◆ What to produce: Which lines below hold the word "ylabel"? Report each one.

-- BEGIN Source records --

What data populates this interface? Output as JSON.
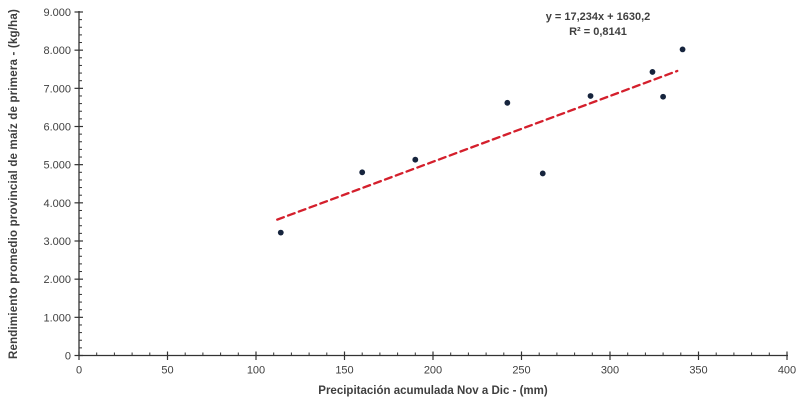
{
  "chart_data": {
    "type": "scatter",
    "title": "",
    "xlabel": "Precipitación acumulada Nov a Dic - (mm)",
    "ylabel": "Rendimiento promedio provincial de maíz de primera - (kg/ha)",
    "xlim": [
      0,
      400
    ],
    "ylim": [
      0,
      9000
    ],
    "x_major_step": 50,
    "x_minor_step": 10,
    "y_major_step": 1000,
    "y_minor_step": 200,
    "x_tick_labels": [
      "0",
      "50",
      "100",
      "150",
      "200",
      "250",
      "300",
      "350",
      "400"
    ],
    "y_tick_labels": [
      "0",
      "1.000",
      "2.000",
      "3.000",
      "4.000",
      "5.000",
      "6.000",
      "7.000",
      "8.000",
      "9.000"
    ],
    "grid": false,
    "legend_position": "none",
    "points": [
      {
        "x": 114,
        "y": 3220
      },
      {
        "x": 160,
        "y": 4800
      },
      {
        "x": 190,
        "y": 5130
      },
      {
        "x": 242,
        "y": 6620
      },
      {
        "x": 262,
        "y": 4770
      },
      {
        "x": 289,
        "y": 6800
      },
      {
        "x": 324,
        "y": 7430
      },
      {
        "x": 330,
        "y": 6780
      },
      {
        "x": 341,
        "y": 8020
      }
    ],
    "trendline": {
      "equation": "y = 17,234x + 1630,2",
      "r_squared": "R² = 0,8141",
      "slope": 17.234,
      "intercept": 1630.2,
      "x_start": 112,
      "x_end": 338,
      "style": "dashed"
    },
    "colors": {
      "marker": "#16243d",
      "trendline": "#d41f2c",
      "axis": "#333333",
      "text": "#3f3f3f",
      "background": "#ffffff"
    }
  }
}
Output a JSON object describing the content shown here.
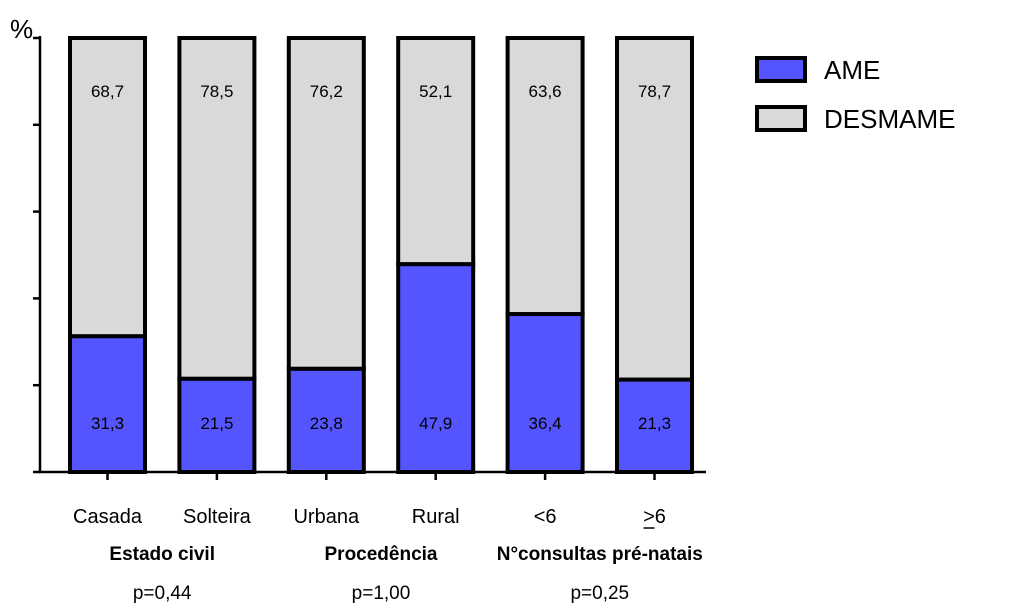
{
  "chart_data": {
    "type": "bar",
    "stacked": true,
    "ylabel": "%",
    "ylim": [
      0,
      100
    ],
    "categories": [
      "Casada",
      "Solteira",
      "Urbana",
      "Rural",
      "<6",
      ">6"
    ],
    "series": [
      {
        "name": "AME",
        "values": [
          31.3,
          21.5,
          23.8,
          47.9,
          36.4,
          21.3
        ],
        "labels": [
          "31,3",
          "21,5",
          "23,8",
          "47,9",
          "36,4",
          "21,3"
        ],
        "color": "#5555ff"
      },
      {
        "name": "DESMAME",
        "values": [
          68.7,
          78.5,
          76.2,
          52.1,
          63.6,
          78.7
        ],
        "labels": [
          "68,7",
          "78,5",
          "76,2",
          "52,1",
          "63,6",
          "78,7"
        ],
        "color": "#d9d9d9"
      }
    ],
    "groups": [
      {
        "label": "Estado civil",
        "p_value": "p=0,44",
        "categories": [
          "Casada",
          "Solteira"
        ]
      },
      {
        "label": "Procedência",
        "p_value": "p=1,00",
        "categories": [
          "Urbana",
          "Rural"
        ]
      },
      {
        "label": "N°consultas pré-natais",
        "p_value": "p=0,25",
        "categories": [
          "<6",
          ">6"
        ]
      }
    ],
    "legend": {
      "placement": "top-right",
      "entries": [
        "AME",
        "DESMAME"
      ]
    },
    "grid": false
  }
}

-- END Source records --
-- BEGIN Source records --

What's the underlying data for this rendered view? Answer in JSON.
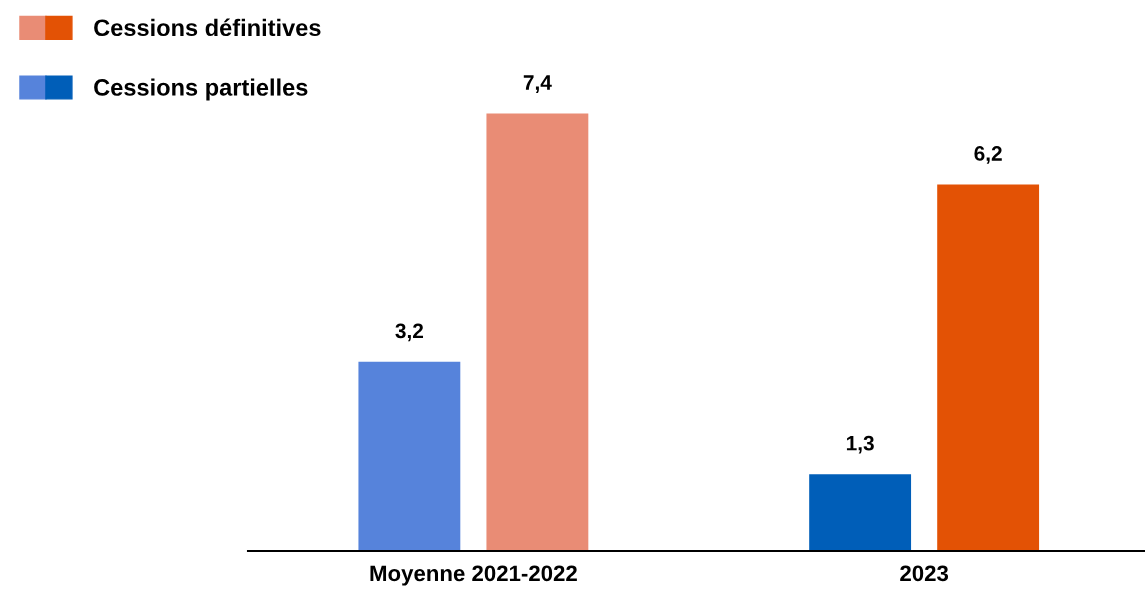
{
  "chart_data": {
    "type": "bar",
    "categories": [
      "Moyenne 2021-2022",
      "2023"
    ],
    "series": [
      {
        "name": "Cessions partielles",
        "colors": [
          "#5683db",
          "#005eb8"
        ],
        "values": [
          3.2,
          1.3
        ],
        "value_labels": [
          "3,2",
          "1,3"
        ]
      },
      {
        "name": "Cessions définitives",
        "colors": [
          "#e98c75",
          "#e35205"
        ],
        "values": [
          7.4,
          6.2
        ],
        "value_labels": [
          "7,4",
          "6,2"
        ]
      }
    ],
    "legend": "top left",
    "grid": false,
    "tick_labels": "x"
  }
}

-- END Source records --

◆ Response below:
    "ylabel": "Rendimiento promedio provincial de maíz de primera - (kg/ha)",
    "ylabel": "%",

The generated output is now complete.